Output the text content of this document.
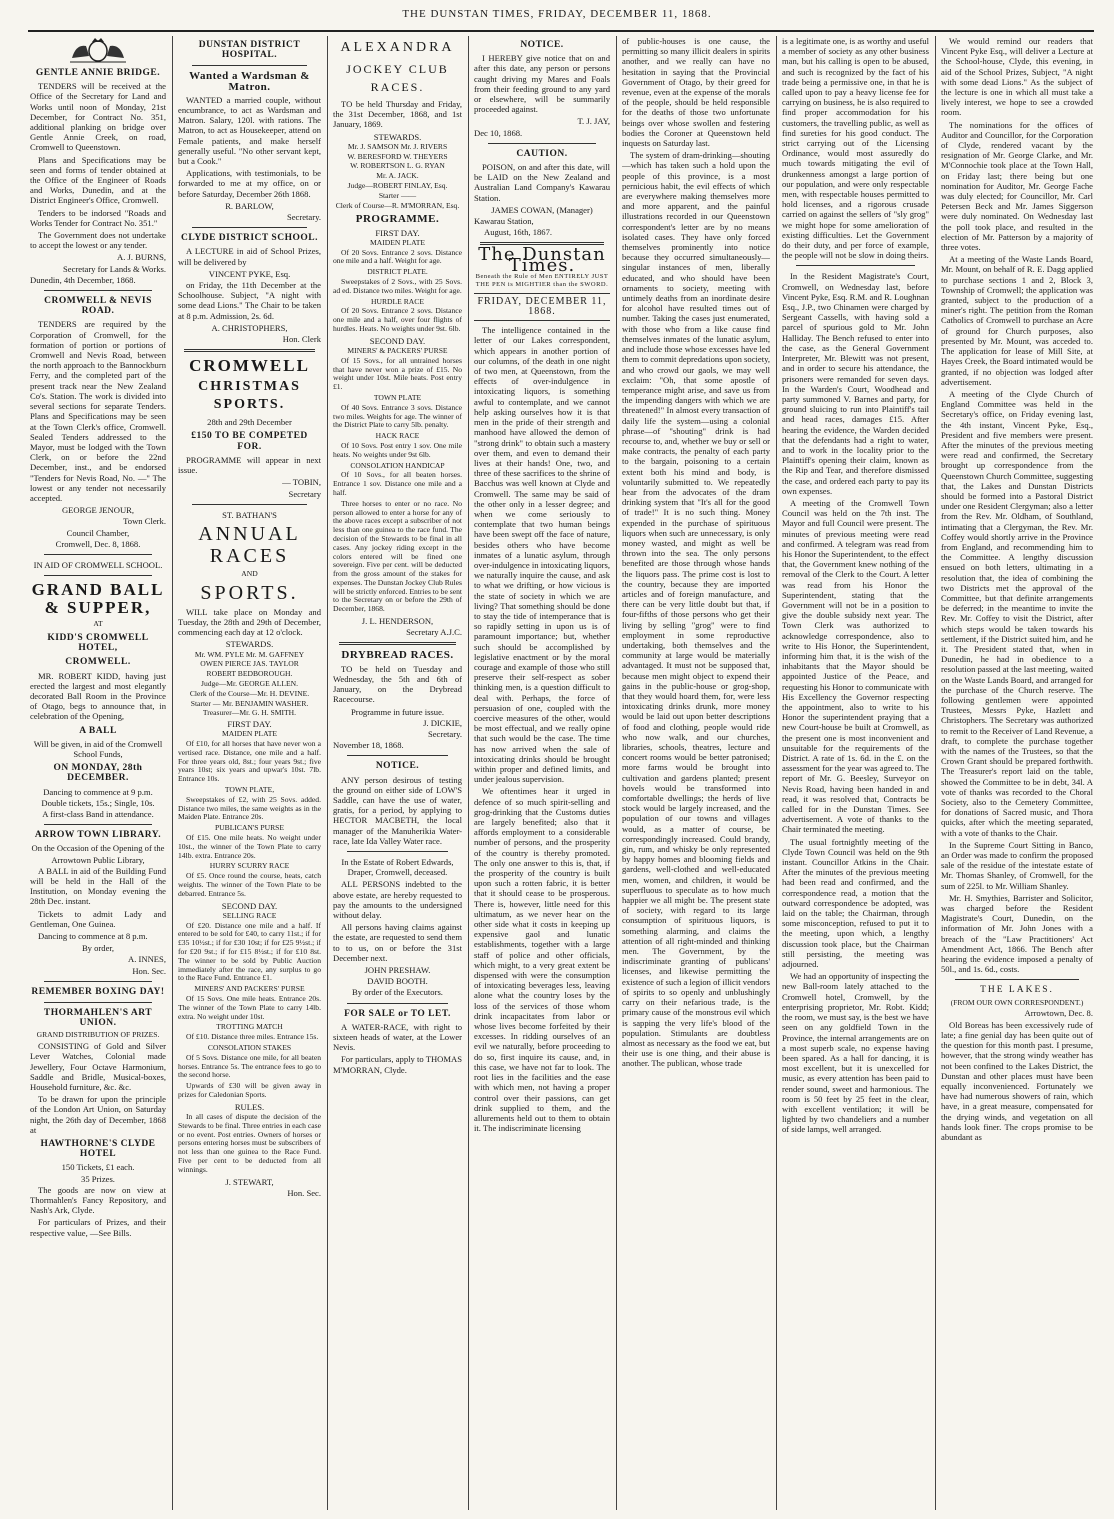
THE DUNSTAN TIMES, FRIDAY, DECEMBER 11, 1868.
GENTLE ANNIE BRIDGE.

TENDERS will be received at the Office of the Secretary for Land and Works until noon of Monday, 21st December, for Contract No. 351, additional planking on bridge over Gentle Annie Creek, on road, Cromwell to Queenstown.

Plans and Specifications may be seen and forms of tender obtained at the Office of the Engineer of Roads and Works, Dunedin, and at the District Engineer's Office, Cromwell.

Tenders to be indorsed "Roads and Works Tender for Contract No. 351."

The Government does not undertake to accept the lowest or any tender.

A. J. BURNS,
Secretary for Lands & Works.
Dunedin, 4th December, 1868.
CROMWELL & NEVIS ROAD.

TENDERS are required by the Corporation of Cromwell, for the formation of portion or portions of Cromwell and Nevis Road, between the north approach to the Bannockburn Ferry, and the completed part of the present track near the New Zealand Co's. Station. The work is divided into several sections for separate Tenders. Plans and Specifications may be seen at the Town Clerk's office, Cromwell. Sealed Tenders addressed to the Mayor, must be lodged with the Town Clerk, on or before the 22nd December, inst., and be endorsed "Tenders for Nevis Road, No. —" The lowest or any tender not necessarily accepted.

GEORGE JENOUR,
Town Clerk.
Council Chamber,
Cromwell, Dec. 8, 1868.
IN AID OF CROMWELL SCHOOL.
GRAND BALL & SUPPER,
AT
KIDD'S CROMWELL HOTEL,
CROMWELL.

MR. ROBERT KIDD, having just erected the largest and most elegantly decorated Ball Room in the Province of Otago, begs to announce that, in celebration of the Opening,

A BALL

Will be given, in aid of the Cromwell School Funds,

ON MONDAY, 28th DECEMBER.
Dancing to commence at 9 p.m.
Double tickets, 15s.; Single, 10s.
A first-class Band in attendance.
ARROW TOWN LIBRARY.
On the Occasion of the Opening of the
Arrowtown Public Library,

A BALL in aid of the Building Fund will be held in the Hall of the Institution, on Monday evening the 28th Dec. instant.

Tickets to admit Lady and Gentleman, One Guinea.

Dancing to commence at 8 p.m.

By order,
A. INNES,
Hon. Sec.
REMEMBER BOXING DAY!
THORMAHLEN'S ART UNION.
GRAND DISTRIBUTION OF PRIZES.

CONSISTING of Gold and Silver Lever Watches, Colonial made Jewellery, Four Octave Harmonium, Saddle and Bridle, Musical-boxes, Household furniture, &c. &c.

To be drawn for upon the principle of the London Art Union, on Saturday night, the 26th day of December, 1868 at

HAWTHORNE'S CLYDE HOTEL
150 Tickets, £1 each.
35 Prizes.

The goods are now on view at Thormahlen's Fancy Repository, and Nash's Ark, Clyde.

For particulars of Prizes, and their respective value, —See Bills.

DUNSTAN DISTRICT HOSPITAL.
Wanted a Wardsman & Matron.

WANTED a married couple, without encumbrance, to act as Wardsman and Matron. Salary, 120l. with rations. The Matron, to act as Housekeeper, attend on Female patients, and make herself generally useful. "No other servant kept, but a Cook."

Applications, with testimonials, to be forwarded to me at my office, on or before Saturday, December 26th 1868.

R. BARLOW,
Secretary.
CLYDE DISTRICT SCHOOL.

A LECTURE in aid of School Prizes, will be delivered by

VINCENT PYKE, Esq.

on Friday, the 11th December at the Schoolhouse. Subject, "A night with some dead Lions." The Chair to be taken at 8 p.m. Admission, 2s. 6d.

A. CHRISTOPHERS,
Hon. Clerk
CROMWELL
CHRISTMAS SPORTS.
28th and 29th December
£150 TO BE COMPETED FOR.

PROGRAMME will appear in next issue.

— TOBIN,
Secretary
ST. BATHAN'S
ANNUAL RACES
AND
SPORTS.

WILL take place on Monday and Tuesday, the 28th and 29th of December, commencing each day at 12 o'clock.

STEWARDS.
Mr. WM. PYLE Mr. M. GAFFNEY
OWEN PIERCE JAS. TAYLOR
ROBERT BEDBOROUGH.
Judge—Mr. GEORGE ALLEN.
Clerk of the Course—Mr. H. DEVINE.
Starter — Mr. BENJAMIN WASHER.
Treasurer—Mr. G. H. SMITH.
FIRST DAY.
MAIDEN PLATE

Of £10, for all horses that have never won a vertised race. Distance, one mile and a half. For three years old, 8st.; four years 9st.; five years 10st; six years and upwar's 10st. 7lb. Entrance 10s.

TOWN PLATE,

Sweepstakes of £2, with 25 Sovs. added. Distance two miles, the same weights as in the Maiden Plate. Entrance 20s.

PUBLICAN'S PURSE

Of £15. One mile heats. No weight under 10st., the winner of the Town Plate to carry 14lb. extra. Entrance 20s.

HURRY SCURRY RACE

Of £5. Once round the course, heats, catch weights. The winner of the Town Plate to be debarred. Entrance 5s.

SECOND DAY.
SELLING RACE

Of £20. Distance one mile and a half. If entered to be sold for £40, to carry 11st.; if for £35 10½st.; if for £30 10st; if for £25 9½st.; if for £20 9st.; if for £15 8½st.; if for £10 8st. The winner to be sold by Public Auction immediately after the race, any surplus to go to the Race Fund. Entrance £1.

MINERS' AND PACKERS' PURSE

Of 15 Sovs. One mile heats. Entrance 20s. The winner of the Town Plate to carry 14lb. extra. No weight under 10st.

TROTTING MATCH

Of £10. Distance three miles. Entrance 15s.

CONSOLATION STAKES

Of 5 Sovs. Distance one mile, for all beaten horses. Entrance 5s. The entrance fees to go to the second horse.

Upwards of £30 will be given away in prizes for Caledonian Sports.

RULES.

In all cases of dispute the decision of the Stewards to be final. Three entries in each case or no event. Post entries. Owners of horses or persons entering horses must be subscribers of not less than one guinea to the Race Fund. Five per cent to be deducted from all winnings.

J. STEWART,
Hon. Sec.
ALEXANDRA
JOCKEY CLUB RACES.

TO be held Thursday and Friday, the 31st December, 1868, and 1st January, 1869.

STEWARDS.
Mr. J. SAMSON Mr. J. RIVERS
W. BERESFORD W. THEYERS
W. ROBERTSON L. G. RYAN
Mr. A. JACK.
Judge—ROBERT FINLAY, Esq.
Starter ——
Clerk of Course—R. M'MORRAN, Esq.
PROGRAMME.
FIRST DAY.
MAIDEN PLATE

Of 20 Sovs. Entrance 2 sovs. Distance one mile and a half. Weight for age.

DISTRICT PLATE.

Sweepstakes of 2 Sovs., with 25 Sovs. ad ed. Distance two miles. Weight for age.

HURDLE RACE

Of 20 Sovs. Entrance 2 sovs. Distance one mile and a half, over four flights of hurdles. Heats. No weights under 9st. 6lb.

SECOND DAY.
MINERS' & PACKERS' PURSE

Of 15 Sovs., for all untrained horses that have never won a prize of £15. No weight under 10st. Mile heats. Post entry £1.

TOWN PLATE

Of 40 Sovs. Entrance 3 sovs. Distance two miles. Weights for age. The winner of the District Plate to carry 5lb. penalty.

HACK RACE

Of 10 Sovs. Post entry 1 sov. One mile heats. No weights under 9st 6lb.

CONSOLATION HANDICAP

Of 10 Sovs., for all beaten horses. Entrance 1 sov. Distance one mile and a half.

Three horses to enter or no race. No person allowed to enter a horse for any of the above races except a subscriber of not less than one guinea to the race fund. The decision of the Stewards to be final in all cases. Any jockey riding except in the colors entered will be fined one sovereign. Five per cent. will be deducted from the gross amount of the stakes for expenses. The Dunstan Jockey Club Rules will be strictly enforced. Entries to be sent to the Secretary on or before the 29th of December, 1868.

J. L. HENDERSON,
Secretary A.J.C.
DRYBREAD RACES.

TO be held on Tuesday and Wednesday, the 5th and 6th of January, on the Drybread Racecourse.

Programme in future issue.
J. DICKIE,
Secretary.
November 18, 1868.
NOTICE.

ANY person desirous of testing the ground on either side of LOW'S Saddle, can have the use of water, gratis, for a period, by applying to HECTOR MACBETH, the local manager of the Manuherikia Water-race, late Ida Valley Water race.

In the Estate of Robert Edwards, Draper, Cromwell, deceased.

ALL PERSONS indebted to the above estate, are hereby requested to pay the amounts to the undersigned without delay.

All persons having claims against the estate, are requested to send them to to us, on or before the 31st December next.

JOHN PRESHAW.
DAVID BOOTH.
By order of the Executors.
FOR SALE or TO LET.

A WATER-RACE, with right to sixteen heads of water, at the Lower Nevis.

For particulars, apply to THOMAS M'MORRAN, Clyde.

NOTICE.

I HEREBY give notice that on and after this date, any person or persons caught driving my Mares and Foals from their feeding ground to any yard or elsewhere, will be summarily proceeded against.

T. J. JAY,
Dec 10, 1868.
CAUTION.

POISON, on and after this date, will be LAID on the New Zealand and Australian Land Company's Kawarau Station.

JAMES COWAN, (Manager)
Kawarau Station,
August, 16th, 1867.
The Dunstan Times.
Beneath the Rule of Men ENTIRELY JUST
THE PEN is MIGHTIER than the SWORD.
FRIDAY, DECEMBER 11, 1868.

The intelligence contained in the letter of our Lakes correspondent, which appears in another portion of our columns, of the death in one night of two men, at Queenstown, from the effects of over-indulgence in intoxicating liquors, is something awful to contemplate, and we cannot help asking ourselves how it is that men in the pride of their strength and manhood have allowed the demon of "strong drink" to obtain such a mastery over them, and even to demand their lives at their hands! One, two, and three of these sacrifices to the shrine of Bacchus was well known at Clyde and Cromwell. The same may be said of the other only in a lesser degree; and when we come seriously to contemplate that two human beings have been swept off the face of nature, besides others who have become inmates of a lunatic asylum, through over-indulgence in intoxicating liquors, we naturally inquire the cause, and ask to what we drifting, or how vicious is the state of society in which we are living? That something should be done to stay the tide of intemperance that is so rapidly setting in upon us is of paramount importance; but, whether such should be accomplished by legislative enactment or by the moral courage and example of those who still preserve their self-respect as sober thinking men, is a question difficult to deal with. Perhaps, the force of persuasion of one, coupled with the coercive measures of the other, would be most effectual, and we really opine that such would be the case. The time has now arrived when the sale of intoxicating drinks should be brought within proper and defined limits, and under jealous supervision.

We oftentimes hear it urged in defence of so much spirit-selling and grog-drinking that the Customs duties are largely benefited; also that it affords employment to a considerable number of persons, and the prosperity of the country is thereby promoted. The only one answer to this is, that, if the prosperity of the country is built upon such a rotten fabric, it is better that it should cease to be prosperous. There is, however, little need for this ultimatum, as we never hear on the other side what it costs in keeping up expensive gaol and lunatic establishments, together with a large staff of police and other officials, which might, to a very great extent be dispensed with were the consumption of intoxicating beverages less, leaving alone what the country loses by the loss of the services of those whom drink incapacitates from labor or whose lives become forfeited by their excesses. In ridding ourselves of an evil we naturally, before proceeding to do so, first inquire its cause, and, in this case, we have not far to look. The root lies in the facilities and the ease with which men, not having a proper control over their passions, can get drink supplied to them, and the allurements held out to them to obtain it. The indiscriminate licensing

of public-houses is one cause, the permitting so many illicit dealers in spirits another, and we really can have no hesitation in saying that the Provincial Government of Otago, by their greed for revenue, even at the expense of the morals of the people, should be held responsible for the deaths of those two unfortunate beings over whose swollen and festering bodies the Coroner at Queenstown held inquests on Saturday last.

The system of dram-drinking—shouting—which has taken such a hold upon the people of this province, is a most pernicious habit, the evil effects of which are everywhere making themselves more and more apparent, and the painful illustrations recorded in our Queenstown correspondent's letter are by no means isolated cases. They have only forced themselves prominently into notice because they occurred simultaneously—singular instances of men, liberally educated, and who should have been ornaments to society, meeting with untimely deaths from an inordinate desire for alcohol have resulted times out of number. Taking the cases just enumerated, with those who from a like cause find themselves inmates of the lunatic asylum, and include those whose excesses have led them to commit depredations upon society, and who crowd our gaols, we may well exclaim: "Oh, that some apostle of temperance might arise, and save us from the impending dangers with which we are threatened!" In almost every transaction of daily life the system—using a colonial phrase—of "shouting" drink is had recourse to, and, whether we buy or sell or make contracts, the penalty of each party to the bargain, poisoning to a certain extent both his mind and body, is voluntarily submitted to. We repeatedly hear from the advocates of the dram drinking system that "It's all for the good of trade!" It is no such thing. Money expended in the purchase of spirituous liquors when such are unnecessary, is only money wasted, and might as well be thrown into the sea. The only persons benefited are those through whose hands the liquors pass. The prime cost is lost to the country, because they are imported articles and of foreign manufacture, and there can be very little doubt but that, if four-fifths of those persons who get their living by selling "grog" were to find employment in some reproductive undertaking, both themselves and the community at large would be materially advantaged. It must not be supposed that, because men might object to expend their gains in the public-house or grog-shop, that they would hoard them, for, were less intoxicating drinks drunk, more money would be laid out upon better descriptions of food and clothing, people would ride who now walk, and our churches, libraries, schools, theatres, lecture and concert rooms would be better patronised; more farms would be brought into cultivation and gardens planted; present hovels would be transformed into comfortable dwellings; the herds of live stock would be largely increased, and the population of our towns and villages would, as a matter of course, be correspondingly increased. Could brandy, gin, rum, and whisky be only represented by happy homes and blooming fields and gardens, well-clothed and well-educated men, women, and children, it would be superfluous to speculate as to how much happier we all might be. The present state of society, with regard to its large consumption of spirituous liquors, is something alarming, and claims the attention of all right-minded and thinking men. The Government, by the indiscriminate granting of publicans' licenses, and likewise permitting the existence of such a legion of illicit vendors of spirits to so openly and unblushingly carry on their nefarious trade, is the primary cause of the monstrous evil which is sapping the very life's blood of the population. Stimulants are doubtless almost as necessary as the food we eat, but their use is one thing, and their abuse is another. The publican, whose trade

is a legitimate one, is as worthy and useful a member of society as any other business man, but his calling is open to be abused, and such is recognized by the fact of his trade being a permissive one, in that he is called upon to pay a heavy license fee for carrying on business, he is also required to find proper accommodation for his customers, the travelling public, as well as find sureties for his good conduct. The strict carrying out of the Licensing Ordinance, would most assuredly do much towards mitigating the evil of drunkenness amongst a large portion of our population, and were only respectable men, with respectable houses permitted to hold licenses, and a rigorous crusade carried on against the sellers of "sly grog" we might hope for some amelioration of existing difficulties. Let the Government do their duty, and per force of example, the people will not be slow in doing theirs.

In the Resident Magistrate's Court, Cromwell, on Wednesday last, before Vincent Pyke, Esq. R.M. and R. Loughnan Esq., J.P., two Chinamen were charged by Sergeant Cassells, with having sold a parcel of spurious gold to Mr. John Halliday. The Bench refused to enter into the case, as the General Government Interpreter, Mr. Blewitt was not present, and in order to secure his attendance, the prisoners were remanded for seven days. In the Warden's Court, Woodhead and party summoned V. Barnes and party, for ground sluicing to run into Plaintiff's tail and head races, damages £15. After hearing the evidence, the Warden decided that the defendants had a right to water, and to work in the locality prior to the Plaintiff's opening their claim, known as the Rip and Tear, and therefore dismissed the case, and ordered each party to pay its own expenses.

A meeting of the Cromwell Town Council was held on the 7th inst. The Mayor and full Council were present. The minutes of previous meeting were read and confirmed. A telegram was read from his Honor the Superintendent, to the effect that, the Government knew nothing of the removal of the Clerk to the Court. A letter was read from his Honor the Superintendent, stating that the Government will not be in a position to give the double subsidy next year. The Town Clerk was authorized to acknowledge correspondence, also to write to His Honor, the Superintendent, informing him that, it is the wish of the inhabitants that the Mayor should be appointed Justice of the Peace, and requesting his Honor to communicate with His Excellency the Governor respecting the appointment, also to write to his Honor the superintendent praying that a new Court-house be built at Cromwell, as the present one is most inconvenient and unsuitable for the requirements of the District. A rate of 1s. 6d. in the £. on the assessment for the year was agreed to. The report of Mr. G. Beesley, Surveyor on Nevis Road, having been handed in and read, it was resolved that, Contracts be called for in the Dunstan Times. See advertisement. A vote of thanks to the Chair terminated the meeting.

The usual fortnightly meeting of the Clyde Town Council was held on the 9th instant. Councillor Atkins in the Chair. After the minutes of the previous meeting had been read and confirmed, and the correspondence read, a motion that the outward correspondence be adopted, was laid on the table; the Chairman, through some misconception, refused to put it to the meeting, upon which, a lengthy discussion took place, but the Chairman still persisting, the meeting was adjourned.

We had an opportunity of inspecting the new Ball-room lately attached to the Cromwell hotel, Cromwell, by the enterprising proprietor, Mr. Robt. Kidd; the room, we must say, is the best we have seen on any goldfield Town in the Province, the internal arrangements are on a most superb scale, no expense having been spared. As a hall for dancing, it is most excellent, but it is unexcelled for music, as every attention has been paid to render sound, sweet and harmonious. The room is 50 feet by 25 feet in the clear, with excellent ventilation; it will be lighted by two chandeliers and a number of side lamps, well arranged.

We would remind our readers that Vincent Pyke Esq., will deliver a Lecture at the School-house, Clyde, this evening, in aid of the School Prizes, Subject, "A night with some dead Lions." As the subject of the lecture is one in which all must take a lively interest, we hope to see a crowded room.

The nominations for the offices of Auditor and Councillor, for the Corporation of Clyde, rendered vacant by the resignation of Mr. George Clarke, and Mr. M'Connochie took place at the Town Hall, on Friday last; there being but one nomination for Auditor, Mr. George Fache was duly elected; for Councillor, Mr. Carl Petersen Beck and Mr. James Siggerson were duly nominated. On Wednesday last the poll took place, and resulted in the election of Mr. Patterson by a majority of three votes.

At a meeting of the Waste Lands Board, Mr. Mount, on behalf of R. E. Dagg applied to purchase sections 1 and 2, Block 3, Township of Cromwell; the application was granted, subject to the production of a miner's right. The petition from the Roman Catholics of Cromwell to purchase an Acre of ground for Church purposes, also presented by Mr. Mount, was acceded to. The application for lease of Mill Site, at Hayes Creek, the Board intimated would be granted, if no objection was lodged after advertisement.

A meeting of the Clyde Church of England Committee was held in the Secretary's office, on Friday evening last, the 4th instant, Vincent Pyke, Esq., President and five members were present. After the minutes of the previous meeting were read and confirmed, the Secretary brought up correspondence from the Queenstown Church Committee, suggesting that, the Lakes and Dunstan Districts should be formed into a Pastoral District under one Resident Clergyman; also a letter from the Rev. Mr. Oldham, of Southland, intimating that a Clergyman, the Rev. Mr. Coffey would shortly arrive in the Province from England, and recommending him to the Committee. A lengthy discussion ensued on both letters, ultimating in a resolution that, the idea of combining the two Districts met the approval of the Committee, but that definite arrangements be deferred; in the meantime to invite the Rev. Mr. Coffey to visit the District, after which steps would be taken towards his settlement, if the District suited him, and he it. The President stated that, when in Dunedin, he had in obedience to a resolution passed at the last meeting, waited on the Waste Lands Board, and arranged for the purchase of the Church reserve. The following gentlemen were appointed Trustees, Messrs Pyke, Hazlett and Christophers. The Secretary was authorized to remit to the Receiver of Land Revenue, a draft, to complete the purchase together with the names of the Trustees, so that the Crown Grant should be prepared forthwith. The Treasurer's report laid on the table, showed the Committee to be in debt, 34l. A vote of thanks was recorded to the Choral Society, also to the Cemetery Committee, for donations of Sacred music, and Thora quicks, after which the meeting separated, with a vote of thanks to the Chair.

In the Supreme Court Sitting in Banco, an Order was made to confirm the proposed sale of the residue of the intestate estate of Mr. Thomas Shanley, of Cromwell, for the sum of 225l. to Mr. William Shanley.

Mr. H. Smythies, Barrister and Solicitor, was charged before the Resident Magistrate's Court, Dunedin, on the information of Mr. John Jones with a breach of the "Law Practitioners' Act Amendment Act, 1866. The Bench after hearing the evidence imposed a penalty of 50l., and 1s. 6d., costs.

THE LAKES.
(FROM OUR OWN CORRESPONDENT.)
Arrowtown, Dec. 8.

Old Boreas has been excessively rude of late; a fine genial day has been quite out of the question for this month past. I presume, however, that the strong windy weather has not been confined to the Lakes District, the Dunstan and other places must have been equally inconvenienced. Fortunately we have had numerous showers of rain, which have, in a great measure, compensated for the drying winds, and vegetation on all hands look finer. The crops promise to be abundant as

◇ ◇ ◇ ◇ ◇ ◇ ◇

*What you will do:* Take each line above that holds the string "Otago" and copy it.

*Exercise answer:*
MR. ROBERT KIDD, having just erected the largest and most elegantly decorated Ball Room in the Province of Otago, begs to announce that, in celebration of the Opening,
of public-houses is one cause, the permitting so many illicit dealers in spirits another, and we really can have no hesitation in saying that the Provincial Government of Otago, by their greed for revenue, even at the expense of the morals of the people, should be held responsible for the deaths of those two unfortunate beings over whose swollen and festering bodies the Coroner at Queenstown held inquests on Saturday last.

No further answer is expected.